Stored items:
◆ ◆ ◆ ◆

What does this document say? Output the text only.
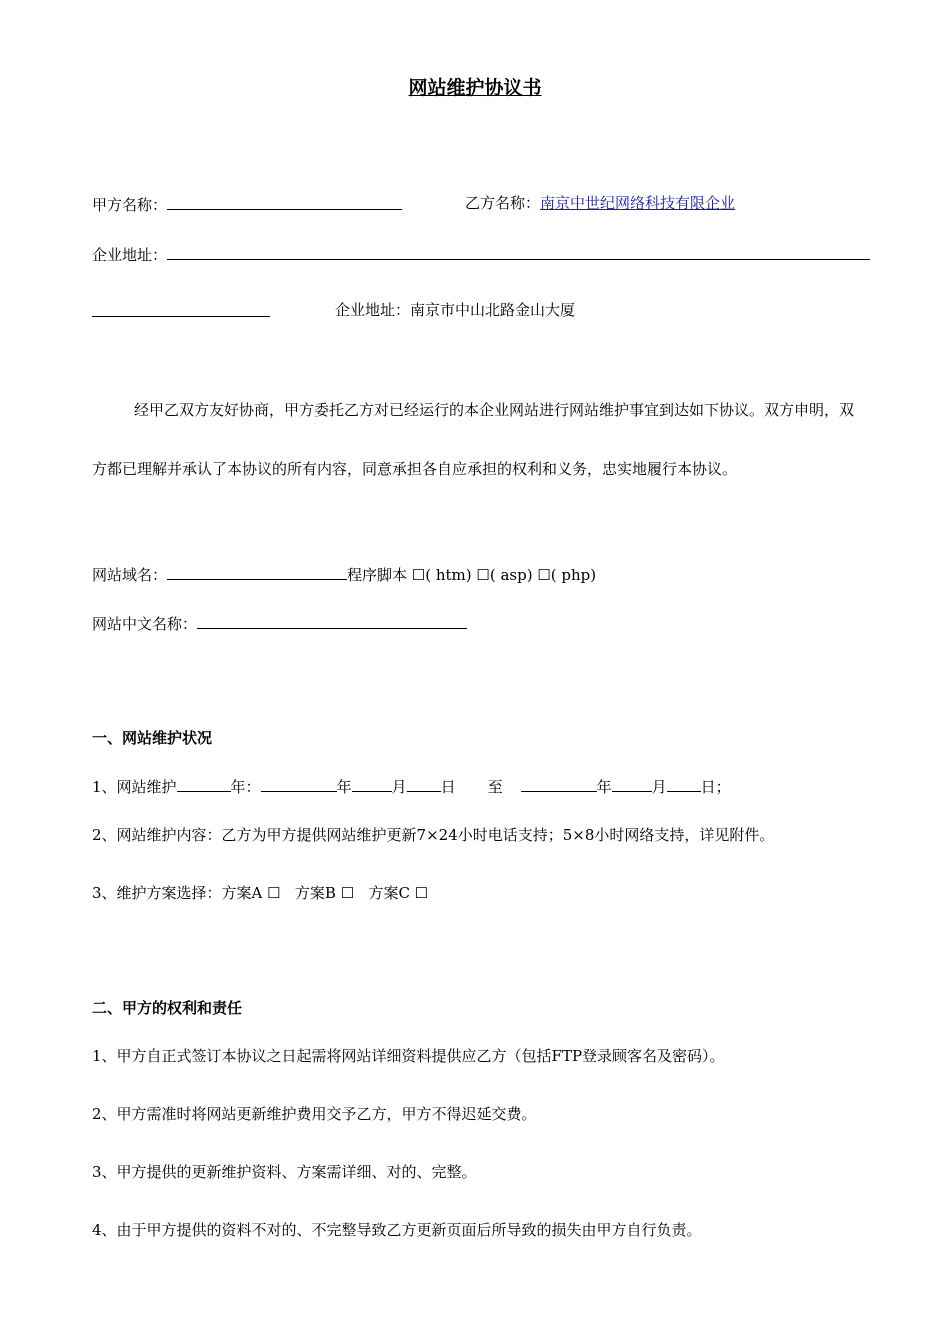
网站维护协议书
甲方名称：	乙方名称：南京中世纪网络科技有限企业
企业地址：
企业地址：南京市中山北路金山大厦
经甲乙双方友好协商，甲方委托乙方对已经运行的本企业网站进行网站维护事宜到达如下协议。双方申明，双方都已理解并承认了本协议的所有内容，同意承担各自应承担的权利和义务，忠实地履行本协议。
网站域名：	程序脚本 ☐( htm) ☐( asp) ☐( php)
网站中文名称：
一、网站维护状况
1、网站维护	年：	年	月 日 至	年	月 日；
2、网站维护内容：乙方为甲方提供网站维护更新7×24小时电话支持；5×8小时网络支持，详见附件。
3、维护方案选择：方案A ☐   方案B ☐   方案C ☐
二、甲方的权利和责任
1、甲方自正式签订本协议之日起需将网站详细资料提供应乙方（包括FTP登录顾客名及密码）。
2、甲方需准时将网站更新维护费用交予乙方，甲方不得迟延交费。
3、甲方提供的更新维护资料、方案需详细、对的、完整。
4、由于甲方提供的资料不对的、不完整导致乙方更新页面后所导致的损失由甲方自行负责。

◆ ◆ ◆ ◆

**Goal**
Without the pictures, return the entries exactly as they appear.

**Written reply**
What does this document say? Output the text only.
网站维护协议书
甲方名称：	乙方名称：南京中世纪网络科技有限企业
企业地址：
企业地址：南京市中山北路金山大厦
经甲乙双方友好协商，甲方委托乙方对已经运行的本企业网站进行网站维护事宜到达如下协议。双方申明，双方都已理解并承认了本协议的所有内容，同意承担各自应承担的权利和义务，忠实地履行本协议。
网站域名：	程序脚本 ☐( htm) ☐( asp) ☐( php)
网站中文名称：
一、网站维护状况
1、网站维护	年：	年	月 日 至	年	月 日；
2、网站维护内容：乙方为甲方提供网站维护更新7×24小时电话支持；5×8小时网络支持，详见附件。
3、维护方案选择：方案A ☐   方案B ☐   方案C ☐
二、甲方的权利和责任
1、甲方自正式签订本协议之日起需将网站详细资料提供应乙方（包括FTP登录顾客名及密码）。
2、甲方需准时将网站更新维护费用交予乙方，甲方不得迟延交费。
3、甲方提供的更新维护资料、方案需详细、对的、完整。
4、由于甲方提供的资料不对的、不完整导致乙方更新页面后所导致的损失由甲方自行负责。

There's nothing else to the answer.